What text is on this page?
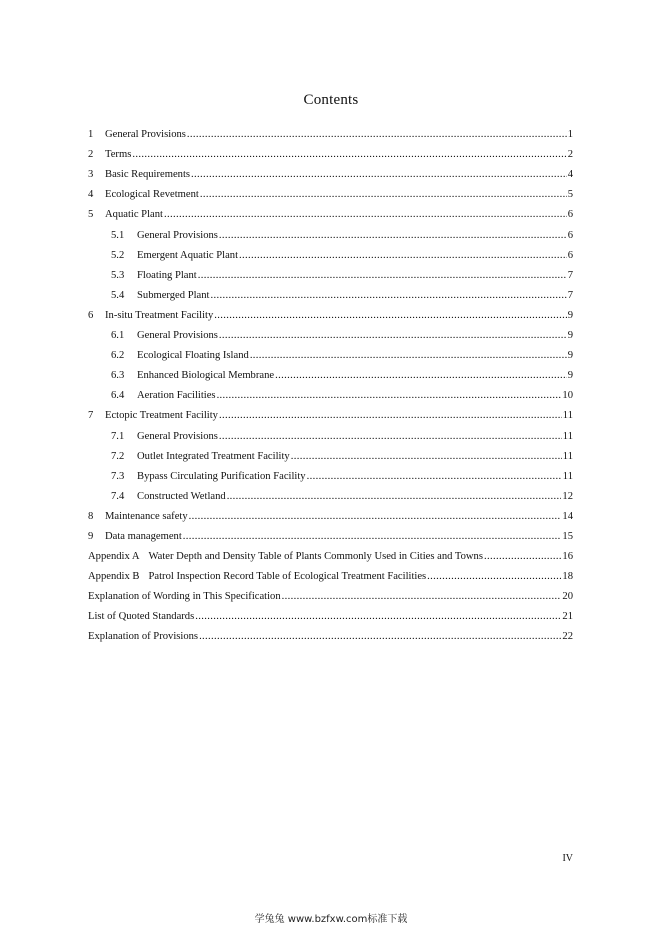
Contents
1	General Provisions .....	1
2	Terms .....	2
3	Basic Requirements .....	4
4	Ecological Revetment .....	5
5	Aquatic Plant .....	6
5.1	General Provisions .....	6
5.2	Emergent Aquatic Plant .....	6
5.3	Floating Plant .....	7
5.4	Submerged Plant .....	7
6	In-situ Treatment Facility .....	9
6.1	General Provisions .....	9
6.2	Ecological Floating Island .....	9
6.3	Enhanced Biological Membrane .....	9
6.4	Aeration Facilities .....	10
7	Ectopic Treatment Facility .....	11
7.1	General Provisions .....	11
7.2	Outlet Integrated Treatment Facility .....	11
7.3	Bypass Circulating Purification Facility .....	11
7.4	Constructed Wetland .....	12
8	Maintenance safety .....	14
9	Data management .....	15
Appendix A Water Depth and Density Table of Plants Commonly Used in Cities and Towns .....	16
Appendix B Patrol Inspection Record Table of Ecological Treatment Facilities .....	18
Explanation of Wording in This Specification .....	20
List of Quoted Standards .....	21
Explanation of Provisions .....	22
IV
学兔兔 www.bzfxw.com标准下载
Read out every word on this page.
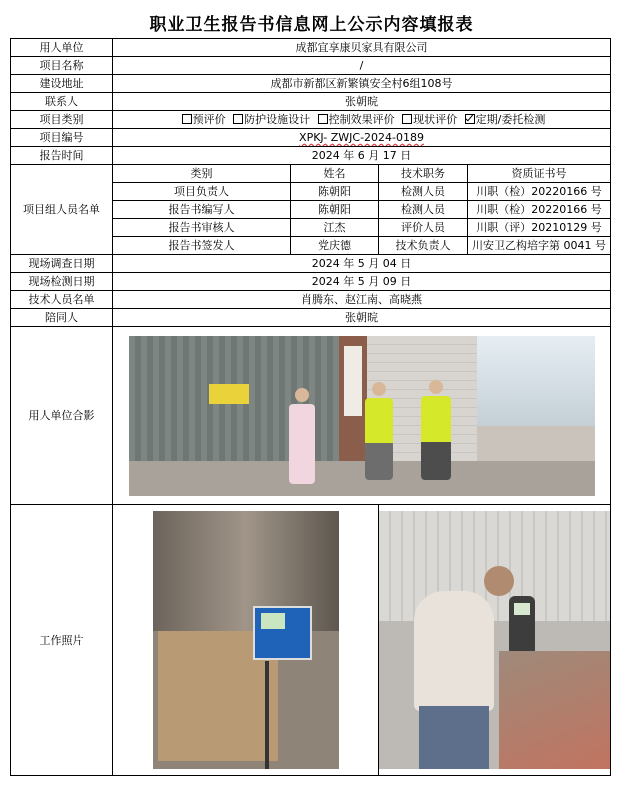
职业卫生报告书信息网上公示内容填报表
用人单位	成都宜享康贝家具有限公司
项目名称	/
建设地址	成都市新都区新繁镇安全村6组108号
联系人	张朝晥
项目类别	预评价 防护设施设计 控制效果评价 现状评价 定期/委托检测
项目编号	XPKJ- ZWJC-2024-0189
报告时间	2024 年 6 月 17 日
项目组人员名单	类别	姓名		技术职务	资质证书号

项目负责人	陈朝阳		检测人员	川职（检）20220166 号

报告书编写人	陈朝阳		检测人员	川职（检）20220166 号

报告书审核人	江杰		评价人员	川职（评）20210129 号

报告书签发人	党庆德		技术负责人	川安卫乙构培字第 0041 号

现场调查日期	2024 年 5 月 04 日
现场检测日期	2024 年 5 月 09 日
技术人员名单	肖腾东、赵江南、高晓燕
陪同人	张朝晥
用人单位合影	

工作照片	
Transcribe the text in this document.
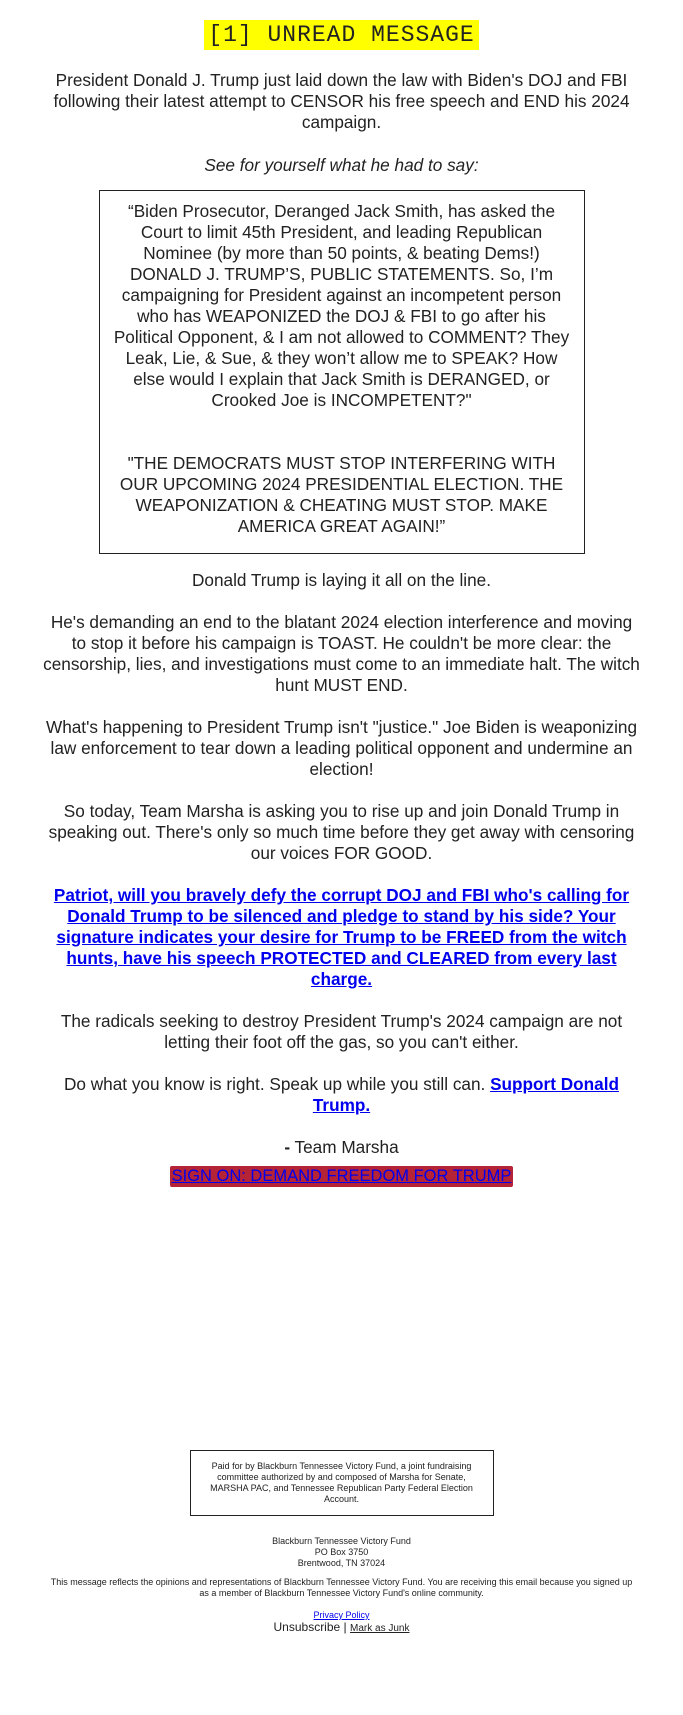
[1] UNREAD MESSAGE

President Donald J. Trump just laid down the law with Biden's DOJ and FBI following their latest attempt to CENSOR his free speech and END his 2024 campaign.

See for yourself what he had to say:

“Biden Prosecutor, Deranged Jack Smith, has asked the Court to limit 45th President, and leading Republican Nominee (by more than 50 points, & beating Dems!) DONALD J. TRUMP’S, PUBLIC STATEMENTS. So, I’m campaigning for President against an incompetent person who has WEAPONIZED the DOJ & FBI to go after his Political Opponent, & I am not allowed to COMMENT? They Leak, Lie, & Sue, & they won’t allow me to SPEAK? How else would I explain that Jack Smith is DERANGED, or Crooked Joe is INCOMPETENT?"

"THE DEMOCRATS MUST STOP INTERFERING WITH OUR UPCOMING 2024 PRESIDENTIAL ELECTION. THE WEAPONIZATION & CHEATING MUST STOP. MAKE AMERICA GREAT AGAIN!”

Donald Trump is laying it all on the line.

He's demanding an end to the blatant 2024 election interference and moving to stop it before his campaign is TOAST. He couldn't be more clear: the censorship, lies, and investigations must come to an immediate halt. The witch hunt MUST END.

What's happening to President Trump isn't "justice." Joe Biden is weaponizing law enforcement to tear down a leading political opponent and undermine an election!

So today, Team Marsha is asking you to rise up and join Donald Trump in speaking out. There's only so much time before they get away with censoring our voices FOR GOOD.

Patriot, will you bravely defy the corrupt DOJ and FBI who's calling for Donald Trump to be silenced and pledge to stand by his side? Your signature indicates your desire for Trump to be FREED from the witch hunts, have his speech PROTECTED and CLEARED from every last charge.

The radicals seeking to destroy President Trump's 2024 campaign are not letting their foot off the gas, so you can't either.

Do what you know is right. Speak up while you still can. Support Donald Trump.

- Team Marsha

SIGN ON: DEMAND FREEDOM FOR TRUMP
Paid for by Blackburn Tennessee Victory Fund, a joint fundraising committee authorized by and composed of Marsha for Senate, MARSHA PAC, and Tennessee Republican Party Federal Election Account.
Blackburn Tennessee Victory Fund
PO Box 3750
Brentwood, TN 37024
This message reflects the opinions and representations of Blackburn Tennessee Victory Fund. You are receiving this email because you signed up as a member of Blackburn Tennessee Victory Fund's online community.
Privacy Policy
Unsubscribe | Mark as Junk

■ TO BE DONE ■
Write out the records above once more, word for word, with no pictures.

■ ANSWER IN FULL ■
What text is on this page?
Contents
1	General Provisions .....	1
2	Terms .....	2
3	Basic Requirements .....	4
4	Ecological Revetment .....	5
5	Aquatic Plant .....	6
5.1	General Provisions .....	6
5.2	Emergent Aquatic Plant .....	6
5.3	Floating Plant .....	7
5.4	Submerged Plant .....	7
6	In-situ Treatment Facility .....	9
6.1	General Provisions .....	9
6.2	Ecological Floating Island .....	9
6.3	Enhanced Biological Membrane .....	9
6.4	Aeration Facilities .....	10
7	Ectopic Treatment Facility .....	11
7.1	General Provisions .....	11
7.2	Outlet Integrated Treatment Facility .....	11
7.3	Bypass Circulating Purification Facility .....	11
7.4	Constructed Wetland .....	12
8	Maintenance safety .....	14
9	Data management .....	15
Appendix A Water Depth and Density Table of Plants Commonly Used in Cities and Towns .....	16
Appendix B Patrol Inspection Record Table of Ecological Treatment Facilities .....	18
Explanation of Wording in This Specification .....	20
List of Quoted Standards .....	21
Explanation of Provisions .....	22
IV
学兔兔 www.bzfxw.com标准下载
Read out every word on this page.
职业卫生报告书信息网上公示内容填报表
用人单位	成都宜享康贝家具有限公司
项目名称	/
建设地址	成都市新都区新繁镇安全村6组108号
联系人	张朝晥
项目类别	预评价 防护设施设计 控制效果评价 现状评价 定期/委托检测
项目编号	XPKJ- ZWJC-2024-0189
报告时间	2024 年 6 月 17 日
项目组人员名单	类别	姓名		技术职务	资质证书号

项目负责人	陈朝阳		检测人员	川职（检）20220166 号

报告书编写人	陈朝阳		检测人员	川职（检）20220166 号

报告书审核人	江杰		评价人员	川职（评）20210129 号

报告书签发人	党庆德		技术负责人	川安卫乙构培字第 0041 号

现场调查日期	2024 年 5 月 04 日
现场检测日期	2024 年 5 月 09 日
技术人员名单	肖腾东、赵江南、高晓燕
陪同人	张朝晥
用人单位合影	

工作照片	
Transcribe the text in this document.
[1] UNREAD MESSAGE

President Donald J. Trump just laid down the law with Biden's DOJ and FBI following their latest attempt to CENSOR his free speech and END his 2024 campaign.

See for yourself what he had to say:

“Biden Prosecutor, Deranged Jack Smith, has asked the Court to limit 45th President, and leading Republican Nominee (by more than 50 points, & beating Dems!) DONALD J. TRUMP’S, PUBLIC STATEMENTS. So, I’m campaigning for President against an incompetent person who has WEAPONIZED the DOJ & FBI to go after his Political Opponent, & I am not allowed to COMMENT? They Leak, Lie, & Sue, & they won’t allow me to SPEAK? How else would I explain that Jack Smith is DERANGED, or Crooked Joe is INCOMPETENT?"

"THE DEMOCRATS MUST STOP INTERFERING WITH OUR UPCOMING 2024 PRESIDENTIAL ELECTION. THE WEAPONIZATION & CHEATING MUST STOP. MAKE AMERICA GREAT AGAIN!”

Donald Trump is laying it all on the line.

He's demanding an end to the blatant 2024 election interference and moving to stop it before his campaign is TOAST. He couldn't be more clear: the censorship, lies, and investigations must come to an immediate halt. The witch hunt MUST END.

What's happening to President Trump isn't "justice." Joe Biden is weaponizing law enforcement to tear down a leading political opponent and undermine an election!

So today, Team Marsha is asking you to rise up and join Donald Trump in speaking out. There's only so much time before they get away with censoring our voices FOR GOOD.

Patriot, will you bravely defy the corrupt DOJ and FBI who's calling for Donald Trump to be silenced and pledge to stand by his side? Your signature indicates your desire for Trump to be FREED from the witch hunts, have his speech PROTECTED and CLEARED from every last charge.

The radicals seeking to destroy President Trump's 2024 campaign are not letting their foot off the gas, so you can't either.

Do what you know is right. Speak up while you still can. Support Donald Trump.

- Team Marsha

SIGN ON: DEMAND FREEDOM FOR TRUMP
Paid for by Blackburn Tennessee Victory Fund, a joint fundraising committee authorized by and composed of Marsha for Senate, MARSHA PAC, and Tennessee Republican Party Federal Election Account.
Blackburn Tennessee Victory Fund
PO Box 3750
Brentwood, TN 37024
This message reflects the opinions and representations of Blackburn Tennessee Victory Fund. You are receiving this email because you signed up as a member of Blackburn Tennessee Victory Fund's online community.
Privacy Policy
Unsubscribe | Mark as Junk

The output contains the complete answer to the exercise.